## WHAT NEEDS TO BE DONE
Search the records that follow and extract every line containing the string "Anteile".

━━ MATERIAL SUPPLIED

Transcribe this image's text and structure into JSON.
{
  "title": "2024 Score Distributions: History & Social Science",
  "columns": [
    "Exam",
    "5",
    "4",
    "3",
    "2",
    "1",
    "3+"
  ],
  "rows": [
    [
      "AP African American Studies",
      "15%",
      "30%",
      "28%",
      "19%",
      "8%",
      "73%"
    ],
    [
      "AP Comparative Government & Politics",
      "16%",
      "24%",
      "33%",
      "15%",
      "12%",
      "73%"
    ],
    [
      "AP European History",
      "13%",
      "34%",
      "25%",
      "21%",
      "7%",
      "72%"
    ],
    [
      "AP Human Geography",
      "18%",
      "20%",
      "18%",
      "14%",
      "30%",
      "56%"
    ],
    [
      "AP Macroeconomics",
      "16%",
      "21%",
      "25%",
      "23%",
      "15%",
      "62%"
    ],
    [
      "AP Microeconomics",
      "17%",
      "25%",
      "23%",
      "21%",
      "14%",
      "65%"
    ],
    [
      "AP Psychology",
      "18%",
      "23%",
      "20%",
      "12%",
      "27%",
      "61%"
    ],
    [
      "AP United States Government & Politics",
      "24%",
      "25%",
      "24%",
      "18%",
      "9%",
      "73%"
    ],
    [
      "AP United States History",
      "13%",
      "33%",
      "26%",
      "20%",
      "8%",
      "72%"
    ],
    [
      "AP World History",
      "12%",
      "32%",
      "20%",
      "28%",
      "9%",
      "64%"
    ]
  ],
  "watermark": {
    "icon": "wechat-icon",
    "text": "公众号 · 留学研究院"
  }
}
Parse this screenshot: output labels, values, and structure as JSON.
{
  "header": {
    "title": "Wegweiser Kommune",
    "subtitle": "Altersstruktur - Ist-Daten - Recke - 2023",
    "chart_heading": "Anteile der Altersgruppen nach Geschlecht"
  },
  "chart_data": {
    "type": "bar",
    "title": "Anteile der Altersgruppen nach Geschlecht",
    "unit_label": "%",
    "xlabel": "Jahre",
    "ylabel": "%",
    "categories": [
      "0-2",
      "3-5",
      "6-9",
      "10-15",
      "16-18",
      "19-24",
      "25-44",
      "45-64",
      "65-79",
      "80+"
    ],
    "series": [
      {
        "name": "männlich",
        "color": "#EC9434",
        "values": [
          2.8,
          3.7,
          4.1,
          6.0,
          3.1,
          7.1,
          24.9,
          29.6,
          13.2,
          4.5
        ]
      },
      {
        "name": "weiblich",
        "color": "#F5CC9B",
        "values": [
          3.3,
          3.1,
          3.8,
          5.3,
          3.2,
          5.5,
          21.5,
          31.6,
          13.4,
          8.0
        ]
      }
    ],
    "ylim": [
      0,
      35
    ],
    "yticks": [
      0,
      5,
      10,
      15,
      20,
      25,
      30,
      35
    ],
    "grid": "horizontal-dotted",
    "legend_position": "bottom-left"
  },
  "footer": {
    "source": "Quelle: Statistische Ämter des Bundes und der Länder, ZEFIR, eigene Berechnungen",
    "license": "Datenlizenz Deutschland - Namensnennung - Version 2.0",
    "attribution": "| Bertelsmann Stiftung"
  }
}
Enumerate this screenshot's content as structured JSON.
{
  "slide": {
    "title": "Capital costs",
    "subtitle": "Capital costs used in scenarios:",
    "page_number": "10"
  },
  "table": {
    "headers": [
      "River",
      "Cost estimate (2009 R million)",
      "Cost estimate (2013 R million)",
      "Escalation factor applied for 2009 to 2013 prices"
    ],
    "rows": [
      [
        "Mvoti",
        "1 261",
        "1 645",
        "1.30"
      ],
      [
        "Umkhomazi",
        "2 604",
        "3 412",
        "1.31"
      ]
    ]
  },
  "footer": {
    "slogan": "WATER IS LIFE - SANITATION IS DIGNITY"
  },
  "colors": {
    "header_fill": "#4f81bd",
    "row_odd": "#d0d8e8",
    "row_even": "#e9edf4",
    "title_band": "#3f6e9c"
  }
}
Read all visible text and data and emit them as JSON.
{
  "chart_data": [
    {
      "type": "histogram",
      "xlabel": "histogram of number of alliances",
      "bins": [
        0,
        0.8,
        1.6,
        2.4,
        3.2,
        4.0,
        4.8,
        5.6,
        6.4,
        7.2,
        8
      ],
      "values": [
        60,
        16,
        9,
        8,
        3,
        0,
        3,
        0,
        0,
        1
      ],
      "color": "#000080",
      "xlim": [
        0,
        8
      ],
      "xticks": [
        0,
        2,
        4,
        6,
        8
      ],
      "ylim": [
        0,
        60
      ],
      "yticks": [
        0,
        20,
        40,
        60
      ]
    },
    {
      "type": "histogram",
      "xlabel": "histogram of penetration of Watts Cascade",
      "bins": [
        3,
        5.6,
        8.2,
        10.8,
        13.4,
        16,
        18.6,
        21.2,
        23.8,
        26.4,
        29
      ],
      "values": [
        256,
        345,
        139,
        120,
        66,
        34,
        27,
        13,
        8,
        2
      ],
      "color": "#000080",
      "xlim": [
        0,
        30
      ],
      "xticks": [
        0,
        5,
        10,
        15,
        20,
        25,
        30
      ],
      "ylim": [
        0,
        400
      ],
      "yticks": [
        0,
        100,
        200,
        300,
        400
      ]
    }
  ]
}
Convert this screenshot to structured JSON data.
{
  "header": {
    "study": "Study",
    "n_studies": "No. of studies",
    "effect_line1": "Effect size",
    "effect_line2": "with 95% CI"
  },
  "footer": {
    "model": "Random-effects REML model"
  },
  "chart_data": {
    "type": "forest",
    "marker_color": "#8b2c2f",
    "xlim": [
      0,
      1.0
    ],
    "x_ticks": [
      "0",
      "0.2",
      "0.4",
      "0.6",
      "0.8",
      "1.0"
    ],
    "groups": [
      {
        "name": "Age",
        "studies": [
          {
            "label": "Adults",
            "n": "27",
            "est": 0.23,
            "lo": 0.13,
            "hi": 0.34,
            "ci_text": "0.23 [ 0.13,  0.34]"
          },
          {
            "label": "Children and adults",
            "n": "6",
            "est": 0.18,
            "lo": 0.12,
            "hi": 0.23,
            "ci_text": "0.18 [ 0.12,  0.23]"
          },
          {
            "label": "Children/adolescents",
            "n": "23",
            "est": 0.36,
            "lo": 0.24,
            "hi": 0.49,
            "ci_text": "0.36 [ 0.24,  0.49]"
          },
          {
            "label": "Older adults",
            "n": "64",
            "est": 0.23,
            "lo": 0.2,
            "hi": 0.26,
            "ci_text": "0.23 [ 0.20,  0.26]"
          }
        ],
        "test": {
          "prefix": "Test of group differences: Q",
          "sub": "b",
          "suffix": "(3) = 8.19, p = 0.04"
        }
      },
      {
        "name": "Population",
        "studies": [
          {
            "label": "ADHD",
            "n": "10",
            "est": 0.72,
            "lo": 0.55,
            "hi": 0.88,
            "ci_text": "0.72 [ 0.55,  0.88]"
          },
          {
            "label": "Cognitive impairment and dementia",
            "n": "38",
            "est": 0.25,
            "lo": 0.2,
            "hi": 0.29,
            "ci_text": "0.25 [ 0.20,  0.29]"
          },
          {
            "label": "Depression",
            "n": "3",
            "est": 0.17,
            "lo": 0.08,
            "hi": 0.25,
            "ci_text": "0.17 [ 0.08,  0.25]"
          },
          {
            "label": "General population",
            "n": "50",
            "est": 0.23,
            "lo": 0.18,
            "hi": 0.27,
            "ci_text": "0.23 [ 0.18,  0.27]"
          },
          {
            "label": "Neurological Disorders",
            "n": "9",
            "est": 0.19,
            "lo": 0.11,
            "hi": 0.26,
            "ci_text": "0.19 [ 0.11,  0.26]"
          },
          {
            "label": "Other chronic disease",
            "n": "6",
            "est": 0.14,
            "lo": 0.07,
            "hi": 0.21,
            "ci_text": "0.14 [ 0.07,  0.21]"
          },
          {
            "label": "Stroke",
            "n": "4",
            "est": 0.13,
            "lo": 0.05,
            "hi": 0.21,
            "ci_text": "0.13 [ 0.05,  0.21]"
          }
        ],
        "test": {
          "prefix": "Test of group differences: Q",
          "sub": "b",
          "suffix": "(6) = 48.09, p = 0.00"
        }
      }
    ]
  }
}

━━━━

## WRITTEN ANSWER
    "chart_heading": "Anteile der Altersgruppen nach Geschlecht"
    "title": "Anteile der Altersgruppen nach Geschlecht",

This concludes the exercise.